Cile Isola di Pasqua

L'isola di Pasqua è una delle isole più isolate della Terra. I primi coloni la chiamavano Te Pito O Te Henua, ovvero l'ombelico del mondo. L'Isola di Pasqua fa parte del territorio della Repubblica del Cile e si trova nel bel mezzo dell'Oceano Pacifico. Conosciuta come uno dei siti sacri del mondo, è famosa soprattutto per le sue enigmatiche statue giganti di pietra chiamate Moai le cui teste sovradimensionate, scolpite secoli fa, riflettono la storia della drammatica ascesa e caduta della più isolata cultura polinesiana.

### ESERCIZI DA SVOLGERE
**a)** Rispondi in breve a queste domande sul testo sull'Isola di Pasqua:
(i) Come chiamavano l'isola i primi coloni?
(ii) Del territorio di quale stato fa parte l'isola?
(iii) Come si chiamano le statue giganti di pietra?
**b)** Aggiorna il testo sull'Isola di Pasqua: riscrivi il tratto da "L'isola di Pasqua è" fino a "isolata cultura polinesiana.", mettendo "misteriose" al posto di "enigmatiche".
**c)** Queste affermazioni concordano con il testo sull'Isola di Pasqua? Rispondi sì o no a ciascuna e cita le parole del testo che lo dimostrano.
(i) L'isola si trova nell'Oceano Atlantico.
(ii) Le statue Moai sono state scolpite secoli fa.
(iii) I primi coloni chiamavano l'isola l'ombelico del mondo.

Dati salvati
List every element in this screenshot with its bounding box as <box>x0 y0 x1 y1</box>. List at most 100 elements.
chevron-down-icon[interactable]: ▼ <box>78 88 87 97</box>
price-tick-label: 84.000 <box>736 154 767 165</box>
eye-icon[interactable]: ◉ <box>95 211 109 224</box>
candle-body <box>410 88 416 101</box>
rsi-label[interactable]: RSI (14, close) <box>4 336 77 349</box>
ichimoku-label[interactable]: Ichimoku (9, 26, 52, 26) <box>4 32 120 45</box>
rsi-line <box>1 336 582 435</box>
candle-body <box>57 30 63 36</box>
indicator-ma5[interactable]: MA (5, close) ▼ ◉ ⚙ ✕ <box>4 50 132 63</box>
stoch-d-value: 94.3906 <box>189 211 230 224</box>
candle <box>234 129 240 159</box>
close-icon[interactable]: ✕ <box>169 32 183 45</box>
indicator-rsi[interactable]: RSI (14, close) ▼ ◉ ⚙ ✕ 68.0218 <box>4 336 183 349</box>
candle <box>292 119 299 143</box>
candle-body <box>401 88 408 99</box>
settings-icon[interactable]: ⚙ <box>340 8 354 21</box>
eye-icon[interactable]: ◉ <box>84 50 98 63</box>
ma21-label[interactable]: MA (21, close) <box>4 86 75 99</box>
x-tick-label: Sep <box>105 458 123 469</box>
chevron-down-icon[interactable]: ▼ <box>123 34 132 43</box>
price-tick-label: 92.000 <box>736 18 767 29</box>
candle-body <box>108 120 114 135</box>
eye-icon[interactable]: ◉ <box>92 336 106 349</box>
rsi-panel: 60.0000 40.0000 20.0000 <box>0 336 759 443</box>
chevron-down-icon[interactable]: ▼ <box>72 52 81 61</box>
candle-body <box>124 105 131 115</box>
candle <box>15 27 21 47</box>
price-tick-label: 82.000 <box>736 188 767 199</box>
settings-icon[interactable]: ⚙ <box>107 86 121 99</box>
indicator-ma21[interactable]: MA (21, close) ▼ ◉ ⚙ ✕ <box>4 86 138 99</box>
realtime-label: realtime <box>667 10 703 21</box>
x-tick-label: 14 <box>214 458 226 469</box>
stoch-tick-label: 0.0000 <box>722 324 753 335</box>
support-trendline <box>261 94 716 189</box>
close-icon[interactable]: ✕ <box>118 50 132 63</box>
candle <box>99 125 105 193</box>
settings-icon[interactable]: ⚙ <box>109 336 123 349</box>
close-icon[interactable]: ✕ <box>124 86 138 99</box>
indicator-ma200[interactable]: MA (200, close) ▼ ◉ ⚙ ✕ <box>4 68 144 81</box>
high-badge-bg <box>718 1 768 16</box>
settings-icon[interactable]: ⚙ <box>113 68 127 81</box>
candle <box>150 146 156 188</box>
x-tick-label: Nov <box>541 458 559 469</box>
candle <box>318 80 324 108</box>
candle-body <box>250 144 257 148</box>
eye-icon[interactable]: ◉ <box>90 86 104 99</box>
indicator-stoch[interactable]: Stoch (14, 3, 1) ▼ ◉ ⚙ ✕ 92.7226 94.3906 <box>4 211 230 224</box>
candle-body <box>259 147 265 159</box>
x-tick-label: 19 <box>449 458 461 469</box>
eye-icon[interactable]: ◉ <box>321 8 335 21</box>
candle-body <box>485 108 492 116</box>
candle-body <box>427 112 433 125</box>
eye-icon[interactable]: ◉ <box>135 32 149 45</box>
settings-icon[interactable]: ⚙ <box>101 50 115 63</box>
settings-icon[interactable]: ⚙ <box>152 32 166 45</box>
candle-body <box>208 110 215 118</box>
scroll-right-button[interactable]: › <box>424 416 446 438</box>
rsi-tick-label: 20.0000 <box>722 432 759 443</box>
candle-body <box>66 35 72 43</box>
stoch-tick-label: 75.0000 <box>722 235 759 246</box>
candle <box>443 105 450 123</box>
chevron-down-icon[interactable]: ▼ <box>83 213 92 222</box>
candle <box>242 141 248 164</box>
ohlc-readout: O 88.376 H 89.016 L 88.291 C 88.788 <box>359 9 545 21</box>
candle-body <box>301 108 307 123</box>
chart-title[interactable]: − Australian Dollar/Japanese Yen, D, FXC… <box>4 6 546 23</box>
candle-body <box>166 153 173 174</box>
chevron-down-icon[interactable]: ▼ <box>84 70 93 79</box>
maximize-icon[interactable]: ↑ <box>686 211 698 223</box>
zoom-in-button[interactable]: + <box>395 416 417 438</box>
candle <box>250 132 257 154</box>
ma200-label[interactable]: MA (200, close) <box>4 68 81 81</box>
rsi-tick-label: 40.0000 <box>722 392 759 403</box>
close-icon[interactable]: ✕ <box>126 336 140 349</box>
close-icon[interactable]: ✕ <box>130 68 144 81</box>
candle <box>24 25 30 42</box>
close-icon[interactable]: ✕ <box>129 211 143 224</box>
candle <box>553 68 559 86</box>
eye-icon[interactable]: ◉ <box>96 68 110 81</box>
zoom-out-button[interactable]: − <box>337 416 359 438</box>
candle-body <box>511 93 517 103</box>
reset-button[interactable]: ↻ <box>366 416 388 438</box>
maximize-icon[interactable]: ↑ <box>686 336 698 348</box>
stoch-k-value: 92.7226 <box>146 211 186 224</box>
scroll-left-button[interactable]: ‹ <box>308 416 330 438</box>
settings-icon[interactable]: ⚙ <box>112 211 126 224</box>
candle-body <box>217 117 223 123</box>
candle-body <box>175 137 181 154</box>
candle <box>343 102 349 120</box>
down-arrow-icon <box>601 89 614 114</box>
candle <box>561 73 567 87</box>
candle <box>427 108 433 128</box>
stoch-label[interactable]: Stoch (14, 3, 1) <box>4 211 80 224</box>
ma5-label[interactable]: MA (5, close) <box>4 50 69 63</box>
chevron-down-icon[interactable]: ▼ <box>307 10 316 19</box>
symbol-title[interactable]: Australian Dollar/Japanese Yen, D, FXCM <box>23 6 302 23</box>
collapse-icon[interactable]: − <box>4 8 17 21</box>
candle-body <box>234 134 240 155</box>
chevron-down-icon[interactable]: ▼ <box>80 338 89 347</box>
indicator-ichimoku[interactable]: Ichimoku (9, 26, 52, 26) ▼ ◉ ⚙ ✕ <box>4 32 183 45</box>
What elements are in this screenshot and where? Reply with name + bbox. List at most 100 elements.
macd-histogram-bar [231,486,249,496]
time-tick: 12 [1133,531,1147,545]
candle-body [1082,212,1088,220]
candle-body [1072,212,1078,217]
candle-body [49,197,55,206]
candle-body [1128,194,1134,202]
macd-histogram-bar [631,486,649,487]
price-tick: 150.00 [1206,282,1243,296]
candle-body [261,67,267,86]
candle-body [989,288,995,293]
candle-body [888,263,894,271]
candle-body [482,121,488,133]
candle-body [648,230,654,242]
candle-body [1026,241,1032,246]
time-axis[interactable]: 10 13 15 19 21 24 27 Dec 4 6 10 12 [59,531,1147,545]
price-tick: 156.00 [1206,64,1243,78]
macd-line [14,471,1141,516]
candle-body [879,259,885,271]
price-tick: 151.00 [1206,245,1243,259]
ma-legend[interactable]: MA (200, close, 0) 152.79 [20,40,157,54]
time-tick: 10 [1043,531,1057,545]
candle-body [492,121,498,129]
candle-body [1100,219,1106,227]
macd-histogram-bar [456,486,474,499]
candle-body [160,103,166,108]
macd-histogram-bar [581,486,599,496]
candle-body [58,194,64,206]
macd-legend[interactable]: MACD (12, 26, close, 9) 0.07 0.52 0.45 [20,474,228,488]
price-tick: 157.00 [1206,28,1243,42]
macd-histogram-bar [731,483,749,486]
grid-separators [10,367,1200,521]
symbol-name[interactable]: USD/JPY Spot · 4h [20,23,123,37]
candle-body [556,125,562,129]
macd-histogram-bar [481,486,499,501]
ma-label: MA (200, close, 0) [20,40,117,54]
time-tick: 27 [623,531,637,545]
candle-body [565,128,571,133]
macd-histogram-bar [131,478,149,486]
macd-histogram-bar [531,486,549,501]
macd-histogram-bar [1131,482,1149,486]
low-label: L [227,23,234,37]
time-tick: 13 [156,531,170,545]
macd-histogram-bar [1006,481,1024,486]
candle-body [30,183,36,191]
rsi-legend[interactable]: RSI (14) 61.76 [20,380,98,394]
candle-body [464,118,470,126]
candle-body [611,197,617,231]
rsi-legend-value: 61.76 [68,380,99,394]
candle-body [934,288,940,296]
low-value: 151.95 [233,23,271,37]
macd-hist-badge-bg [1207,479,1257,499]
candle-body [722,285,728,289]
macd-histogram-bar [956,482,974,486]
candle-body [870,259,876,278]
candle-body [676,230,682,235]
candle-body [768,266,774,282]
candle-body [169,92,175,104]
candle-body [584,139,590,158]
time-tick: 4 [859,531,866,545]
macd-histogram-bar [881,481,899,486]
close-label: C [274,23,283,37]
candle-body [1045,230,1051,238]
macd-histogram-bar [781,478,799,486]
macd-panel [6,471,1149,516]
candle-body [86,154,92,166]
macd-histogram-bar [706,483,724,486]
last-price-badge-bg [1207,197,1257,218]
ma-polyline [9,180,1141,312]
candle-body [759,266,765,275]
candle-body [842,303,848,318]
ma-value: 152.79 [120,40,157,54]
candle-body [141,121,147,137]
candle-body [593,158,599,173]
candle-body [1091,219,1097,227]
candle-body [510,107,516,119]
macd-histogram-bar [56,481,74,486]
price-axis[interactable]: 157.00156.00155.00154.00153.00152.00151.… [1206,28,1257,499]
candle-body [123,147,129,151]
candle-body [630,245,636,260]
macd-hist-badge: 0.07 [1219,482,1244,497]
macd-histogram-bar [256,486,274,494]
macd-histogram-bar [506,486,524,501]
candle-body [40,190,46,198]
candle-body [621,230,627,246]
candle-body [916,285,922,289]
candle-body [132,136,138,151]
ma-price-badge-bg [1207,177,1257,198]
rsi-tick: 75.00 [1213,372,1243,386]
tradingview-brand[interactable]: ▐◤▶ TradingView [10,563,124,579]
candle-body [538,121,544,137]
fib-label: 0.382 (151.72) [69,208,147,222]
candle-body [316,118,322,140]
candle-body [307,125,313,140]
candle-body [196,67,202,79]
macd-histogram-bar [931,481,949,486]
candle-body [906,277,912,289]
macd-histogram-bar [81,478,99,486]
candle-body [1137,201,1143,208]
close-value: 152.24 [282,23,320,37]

### SOLUZIONI
**a)**
(i) Te Pito O Te Henua, ovvero l'ombelico del mondo.
(ii) Della Repubblica del Cile.
(iii) Moai.

**b)**
L'isola di Pasqua è una delle isole più isolate della Terra. I primi coloni la chiamavano Te Pito O Te Henua, ovvero l'ombelico del mondo. L'Isola di Pasqua fa parte del territorio della Repubblica del Cile e si trova nel bel mezzo dell'Oceano Pacifico. Conosciuta come uno dei siti sacri del mondo, è famosa soprattutto per le sue misteriose statue giganti di pietra chiamate Moai le cui teste sovradimensionate, scolpite secoli fa, riflettono la storia della drammatica ascesa e caduta della più isolata cultura polinesiana.

**c)**
(i) No: "si trova nel bel mezzo dell'Oceano Pacifico".
(ii) Sì: "scolpite secoli fa".
(iii) Sì: "I primi coloni la chiamavano Te Pito O Te Henua, ovvero l'ombelico del mondo".